**What you need to do**: Say how many lines of the material below contain the word "Tasti", with no other words.

**Provided material**:

########################################

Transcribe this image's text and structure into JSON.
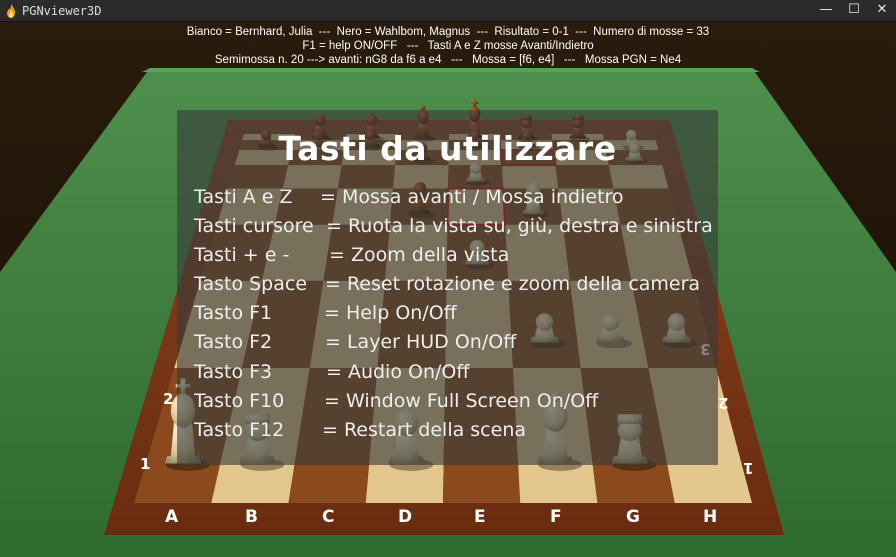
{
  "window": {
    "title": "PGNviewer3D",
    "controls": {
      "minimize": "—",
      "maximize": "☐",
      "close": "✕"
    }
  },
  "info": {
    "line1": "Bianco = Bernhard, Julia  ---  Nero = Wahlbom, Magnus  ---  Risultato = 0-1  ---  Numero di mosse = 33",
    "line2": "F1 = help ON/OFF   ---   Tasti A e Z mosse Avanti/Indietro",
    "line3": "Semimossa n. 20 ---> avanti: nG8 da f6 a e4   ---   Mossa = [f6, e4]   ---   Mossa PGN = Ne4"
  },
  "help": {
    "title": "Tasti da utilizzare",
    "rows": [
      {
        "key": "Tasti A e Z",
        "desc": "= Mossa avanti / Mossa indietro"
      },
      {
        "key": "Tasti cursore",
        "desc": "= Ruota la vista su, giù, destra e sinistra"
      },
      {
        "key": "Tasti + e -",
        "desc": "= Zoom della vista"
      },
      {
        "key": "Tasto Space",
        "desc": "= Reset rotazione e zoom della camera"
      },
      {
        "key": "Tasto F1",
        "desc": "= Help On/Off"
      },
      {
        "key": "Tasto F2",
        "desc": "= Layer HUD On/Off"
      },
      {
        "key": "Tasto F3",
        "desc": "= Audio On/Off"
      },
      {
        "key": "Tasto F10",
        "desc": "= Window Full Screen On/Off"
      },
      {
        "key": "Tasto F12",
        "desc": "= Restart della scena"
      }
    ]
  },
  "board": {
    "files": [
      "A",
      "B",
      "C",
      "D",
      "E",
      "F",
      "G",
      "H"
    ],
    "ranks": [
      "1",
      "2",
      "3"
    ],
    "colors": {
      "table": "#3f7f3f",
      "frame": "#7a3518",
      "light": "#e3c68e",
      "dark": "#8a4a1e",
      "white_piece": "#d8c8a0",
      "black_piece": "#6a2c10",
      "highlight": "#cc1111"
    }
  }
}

########################################

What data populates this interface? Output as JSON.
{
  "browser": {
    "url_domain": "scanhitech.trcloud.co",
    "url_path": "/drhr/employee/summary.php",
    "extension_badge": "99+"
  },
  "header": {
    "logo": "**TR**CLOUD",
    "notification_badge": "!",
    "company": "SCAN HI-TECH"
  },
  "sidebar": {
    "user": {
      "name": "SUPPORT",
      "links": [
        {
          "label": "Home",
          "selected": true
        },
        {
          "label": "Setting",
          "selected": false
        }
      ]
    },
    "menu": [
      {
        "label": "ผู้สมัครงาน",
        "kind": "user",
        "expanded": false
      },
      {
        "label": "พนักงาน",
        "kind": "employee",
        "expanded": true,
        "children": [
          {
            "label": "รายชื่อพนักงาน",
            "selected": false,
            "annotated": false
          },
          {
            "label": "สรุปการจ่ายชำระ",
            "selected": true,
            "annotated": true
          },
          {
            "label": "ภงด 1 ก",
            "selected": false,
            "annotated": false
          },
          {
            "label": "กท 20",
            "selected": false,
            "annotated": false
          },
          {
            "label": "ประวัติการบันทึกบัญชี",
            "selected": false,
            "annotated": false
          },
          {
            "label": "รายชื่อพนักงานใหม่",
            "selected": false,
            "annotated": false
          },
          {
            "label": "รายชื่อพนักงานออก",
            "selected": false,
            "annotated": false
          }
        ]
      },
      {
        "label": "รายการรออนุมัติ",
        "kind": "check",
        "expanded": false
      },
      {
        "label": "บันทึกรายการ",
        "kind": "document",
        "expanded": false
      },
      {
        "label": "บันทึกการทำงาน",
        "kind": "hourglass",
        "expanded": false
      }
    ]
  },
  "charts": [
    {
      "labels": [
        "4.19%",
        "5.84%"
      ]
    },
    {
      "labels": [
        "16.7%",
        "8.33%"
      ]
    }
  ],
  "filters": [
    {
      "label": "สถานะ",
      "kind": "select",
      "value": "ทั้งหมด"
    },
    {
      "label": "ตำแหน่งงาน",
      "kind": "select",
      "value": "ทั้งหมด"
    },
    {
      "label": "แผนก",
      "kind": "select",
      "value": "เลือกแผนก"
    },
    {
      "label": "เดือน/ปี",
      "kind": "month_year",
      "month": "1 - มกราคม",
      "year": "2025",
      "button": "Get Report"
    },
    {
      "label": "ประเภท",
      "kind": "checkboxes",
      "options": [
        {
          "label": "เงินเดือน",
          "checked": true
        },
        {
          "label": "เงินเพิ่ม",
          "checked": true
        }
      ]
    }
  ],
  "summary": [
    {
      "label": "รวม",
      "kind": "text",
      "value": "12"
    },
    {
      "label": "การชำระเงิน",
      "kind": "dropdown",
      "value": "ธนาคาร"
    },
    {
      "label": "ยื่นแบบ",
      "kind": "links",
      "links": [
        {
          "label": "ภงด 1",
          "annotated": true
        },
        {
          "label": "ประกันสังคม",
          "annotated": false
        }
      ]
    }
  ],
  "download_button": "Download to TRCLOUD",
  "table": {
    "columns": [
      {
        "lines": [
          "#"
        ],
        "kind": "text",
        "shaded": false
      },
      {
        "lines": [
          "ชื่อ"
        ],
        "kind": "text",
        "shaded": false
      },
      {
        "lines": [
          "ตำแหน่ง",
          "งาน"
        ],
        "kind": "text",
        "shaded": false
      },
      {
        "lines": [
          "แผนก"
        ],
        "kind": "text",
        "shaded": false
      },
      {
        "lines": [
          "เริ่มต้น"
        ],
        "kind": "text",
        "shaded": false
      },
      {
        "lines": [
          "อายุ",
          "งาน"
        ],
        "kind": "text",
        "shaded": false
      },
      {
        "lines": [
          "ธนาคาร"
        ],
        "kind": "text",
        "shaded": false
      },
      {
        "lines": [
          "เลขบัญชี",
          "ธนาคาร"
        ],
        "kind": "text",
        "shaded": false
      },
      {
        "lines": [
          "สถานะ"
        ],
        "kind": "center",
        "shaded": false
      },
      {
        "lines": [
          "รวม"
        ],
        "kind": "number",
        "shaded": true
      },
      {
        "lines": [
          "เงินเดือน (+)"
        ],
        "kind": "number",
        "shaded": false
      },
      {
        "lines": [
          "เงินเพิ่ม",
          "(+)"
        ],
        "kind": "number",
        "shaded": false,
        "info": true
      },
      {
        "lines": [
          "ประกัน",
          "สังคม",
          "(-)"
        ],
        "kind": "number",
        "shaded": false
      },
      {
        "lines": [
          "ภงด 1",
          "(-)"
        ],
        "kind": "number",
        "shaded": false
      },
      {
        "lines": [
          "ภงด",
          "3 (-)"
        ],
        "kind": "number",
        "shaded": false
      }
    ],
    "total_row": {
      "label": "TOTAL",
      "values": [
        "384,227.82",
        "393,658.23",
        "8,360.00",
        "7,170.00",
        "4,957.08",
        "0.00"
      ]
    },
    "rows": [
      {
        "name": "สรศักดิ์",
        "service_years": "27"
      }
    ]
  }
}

########################################

**Result of the task**: 5